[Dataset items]
-*-

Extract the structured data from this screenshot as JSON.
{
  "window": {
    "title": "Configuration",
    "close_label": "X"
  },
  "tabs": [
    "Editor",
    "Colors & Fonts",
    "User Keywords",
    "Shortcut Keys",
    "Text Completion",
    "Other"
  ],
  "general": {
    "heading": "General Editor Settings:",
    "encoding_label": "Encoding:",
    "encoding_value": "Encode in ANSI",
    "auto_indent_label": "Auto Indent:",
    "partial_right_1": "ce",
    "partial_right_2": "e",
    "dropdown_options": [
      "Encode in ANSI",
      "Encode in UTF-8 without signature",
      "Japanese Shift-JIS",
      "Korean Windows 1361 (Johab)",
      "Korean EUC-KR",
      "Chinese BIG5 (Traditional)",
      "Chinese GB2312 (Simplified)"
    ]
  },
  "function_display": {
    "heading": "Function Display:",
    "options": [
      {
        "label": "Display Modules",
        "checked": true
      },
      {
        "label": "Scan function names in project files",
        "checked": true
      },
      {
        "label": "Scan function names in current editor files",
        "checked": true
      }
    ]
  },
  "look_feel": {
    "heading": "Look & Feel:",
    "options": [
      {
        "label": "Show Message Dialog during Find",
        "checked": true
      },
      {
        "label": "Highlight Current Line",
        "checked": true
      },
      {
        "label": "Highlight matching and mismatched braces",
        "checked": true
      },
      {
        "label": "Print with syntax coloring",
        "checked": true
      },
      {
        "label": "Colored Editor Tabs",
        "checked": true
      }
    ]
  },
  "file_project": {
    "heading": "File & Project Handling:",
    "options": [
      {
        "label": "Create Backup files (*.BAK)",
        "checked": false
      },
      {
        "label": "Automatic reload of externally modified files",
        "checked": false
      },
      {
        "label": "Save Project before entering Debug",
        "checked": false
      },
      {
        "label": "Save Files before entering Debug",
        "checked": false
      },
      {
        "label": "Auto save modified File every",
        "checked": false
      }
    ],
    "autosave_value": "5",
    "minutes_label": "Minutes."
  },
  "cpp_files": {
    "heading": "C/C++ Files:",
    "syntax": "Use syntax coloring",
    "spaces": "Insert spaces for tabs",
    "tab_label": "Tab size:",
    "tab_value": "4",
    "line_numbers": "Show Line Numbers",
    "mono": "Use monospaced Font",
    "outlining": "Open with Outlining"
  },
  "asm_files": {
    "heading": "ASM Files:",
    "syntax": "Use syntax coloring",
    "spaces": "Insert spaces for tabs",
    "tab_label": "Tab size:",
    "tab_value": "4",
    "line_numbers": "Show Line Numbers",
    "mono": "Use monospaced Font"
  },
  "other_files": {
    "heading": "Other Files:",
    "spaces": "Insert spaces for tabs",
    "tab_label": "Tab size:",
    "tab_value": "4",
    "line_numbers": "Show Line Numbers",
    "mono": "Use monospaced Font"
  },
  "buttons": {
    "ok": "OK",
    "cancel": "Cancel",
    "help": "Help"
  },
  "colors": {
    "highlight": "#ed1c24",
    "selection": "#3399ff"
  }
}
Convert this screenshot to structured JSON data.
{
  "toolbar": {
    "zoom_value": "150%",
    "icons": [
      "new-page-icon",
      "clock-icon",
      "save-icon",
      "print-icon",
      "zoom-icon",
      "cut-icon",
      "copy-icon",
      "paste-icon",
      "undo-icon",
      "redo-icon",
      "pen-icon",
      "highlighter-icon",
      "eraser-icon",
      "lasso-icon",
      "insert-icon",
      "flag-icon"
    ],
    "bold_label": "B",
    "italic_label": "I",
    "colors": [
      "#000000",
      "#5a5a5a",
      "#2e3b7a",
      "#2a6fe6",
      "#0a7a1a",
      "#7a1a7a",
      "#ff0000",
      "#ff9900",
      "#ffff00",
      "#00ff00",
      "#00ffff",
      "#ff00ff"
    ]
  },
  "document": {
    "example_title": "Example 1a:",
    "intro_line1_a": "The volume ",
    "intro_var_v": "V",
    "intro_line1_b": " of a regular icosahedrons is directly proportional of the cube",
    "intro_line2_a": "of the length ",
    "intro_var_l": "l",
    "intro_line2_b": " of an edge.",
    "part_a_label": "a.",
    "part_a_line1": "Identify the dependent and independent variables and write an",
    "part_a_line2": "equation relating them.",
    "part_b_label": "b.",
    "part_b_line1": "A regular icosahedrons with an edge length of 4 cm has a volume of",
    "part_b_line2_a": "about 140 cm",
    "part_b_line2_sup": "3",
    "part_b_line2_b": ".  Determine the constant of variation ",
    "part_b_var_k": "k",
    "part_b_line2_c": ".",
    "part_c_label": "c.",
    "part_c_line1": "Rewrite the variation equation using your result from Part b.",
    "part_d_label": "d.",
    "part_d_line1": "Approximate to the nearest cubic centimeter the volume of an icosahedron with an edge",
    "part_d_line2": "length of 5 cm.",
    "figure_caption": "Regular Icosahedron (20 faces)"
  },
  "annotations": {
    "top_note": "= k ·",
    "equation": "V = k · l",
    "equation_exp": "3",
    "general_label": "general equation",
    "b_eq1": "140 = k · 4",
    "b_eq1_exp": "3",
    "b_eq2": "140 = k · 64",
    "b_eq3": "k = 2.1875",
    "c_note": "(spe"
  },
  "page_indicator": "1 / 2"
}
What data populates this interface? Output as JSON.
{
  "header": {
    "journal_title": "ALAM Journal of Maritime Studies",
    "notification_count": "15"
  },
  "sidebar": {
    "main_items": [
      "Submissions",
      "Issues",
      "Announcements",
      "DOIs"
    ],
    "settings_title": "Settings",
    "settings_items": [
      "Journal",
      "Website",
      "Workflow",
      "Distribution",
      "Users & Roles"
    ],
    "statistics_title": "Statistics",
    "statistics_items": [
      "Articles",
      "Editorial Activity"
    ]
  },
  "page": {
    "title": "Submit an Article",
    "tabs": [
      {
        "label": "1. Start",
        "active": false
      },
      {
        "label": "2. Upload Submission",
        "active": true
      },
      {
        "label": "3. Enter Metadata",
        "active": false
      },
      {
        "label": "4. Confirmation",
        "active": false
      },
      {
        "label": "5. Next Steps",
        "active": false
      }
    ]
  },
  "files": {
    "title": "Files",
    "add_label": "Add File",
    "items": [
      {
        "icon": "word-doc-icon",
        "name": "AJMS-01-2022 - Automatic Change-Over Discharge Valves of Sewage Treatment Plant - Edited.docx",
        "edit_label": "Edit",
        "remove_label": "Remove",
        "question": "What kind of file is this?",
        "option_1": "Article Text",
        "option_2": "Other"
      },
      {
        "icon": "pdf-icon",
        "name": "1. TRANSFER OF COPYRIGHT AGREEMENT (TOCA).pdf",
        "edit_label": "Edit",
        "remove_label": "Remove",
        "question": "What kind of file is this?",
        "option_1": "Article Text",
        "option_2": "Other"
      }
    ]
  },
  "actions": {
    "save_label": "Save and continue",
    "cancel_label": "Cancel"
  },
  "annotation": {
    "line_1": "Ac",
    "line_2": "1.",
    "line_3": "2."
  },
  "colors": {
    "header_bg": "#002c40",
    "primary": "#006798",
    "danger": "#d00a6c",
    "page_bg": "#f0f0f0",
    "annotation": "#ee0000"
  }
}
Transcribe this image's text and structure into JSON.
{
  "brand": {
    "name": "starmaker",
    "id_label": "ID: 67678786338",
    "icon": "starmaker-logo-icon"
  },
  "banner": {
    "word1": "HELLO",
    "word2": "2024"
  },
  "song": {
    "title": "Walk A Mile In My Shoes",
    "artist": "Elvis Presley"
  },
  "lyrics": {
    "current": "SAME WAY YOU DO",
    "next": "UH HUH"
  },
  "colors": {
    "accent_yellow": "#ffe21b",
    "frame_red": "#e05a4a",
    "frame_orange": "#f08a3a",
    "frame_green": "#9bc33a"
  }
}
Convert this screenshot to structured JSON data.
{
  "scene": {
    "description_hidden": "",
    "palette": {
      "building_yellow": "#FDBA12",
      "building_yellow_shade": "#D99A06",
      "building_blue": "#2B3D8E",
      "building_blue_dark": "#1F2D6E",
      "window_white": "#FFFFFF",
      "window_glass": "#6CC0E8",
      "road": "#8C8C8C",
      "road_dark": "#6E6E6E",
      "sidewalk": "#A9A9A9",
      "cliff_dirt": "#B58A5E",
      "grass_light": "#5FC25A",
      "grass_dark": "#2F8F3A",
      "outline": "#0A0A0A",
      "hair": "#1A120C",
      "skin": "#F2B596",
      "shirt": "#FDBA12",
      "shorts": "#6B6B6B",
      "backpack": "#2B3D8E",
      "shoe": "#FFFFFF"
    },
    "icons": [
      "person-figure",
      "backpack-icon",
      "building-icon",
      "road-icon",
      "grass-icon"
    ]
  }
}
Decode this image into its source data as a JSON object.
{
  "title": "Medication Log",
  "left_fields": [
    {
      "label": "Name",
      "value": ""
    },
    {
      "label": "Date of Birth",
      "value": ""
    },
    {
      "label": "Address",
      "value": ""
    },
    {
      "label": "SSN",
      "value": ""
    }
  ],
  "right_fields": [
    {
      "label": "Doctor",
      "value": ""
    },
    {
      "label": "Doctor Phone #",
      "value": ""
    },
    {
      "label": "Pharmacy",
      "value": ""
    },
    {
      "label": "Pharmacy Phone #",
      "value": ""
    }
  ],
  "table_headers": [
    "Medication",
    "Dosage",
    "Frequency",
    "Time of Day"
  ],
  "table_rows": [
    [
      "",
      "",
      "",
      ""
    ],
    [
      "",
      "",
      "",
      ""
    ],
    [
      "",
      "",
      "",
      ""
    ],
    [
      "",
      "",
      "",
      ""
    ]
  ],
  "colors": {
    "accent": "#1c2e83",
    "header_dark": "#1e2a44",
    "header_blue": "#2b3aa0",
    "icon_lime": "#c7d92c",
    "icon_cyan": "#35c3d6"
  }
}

-*-

State how many lines above include the word "Chinese", and nothing more.

2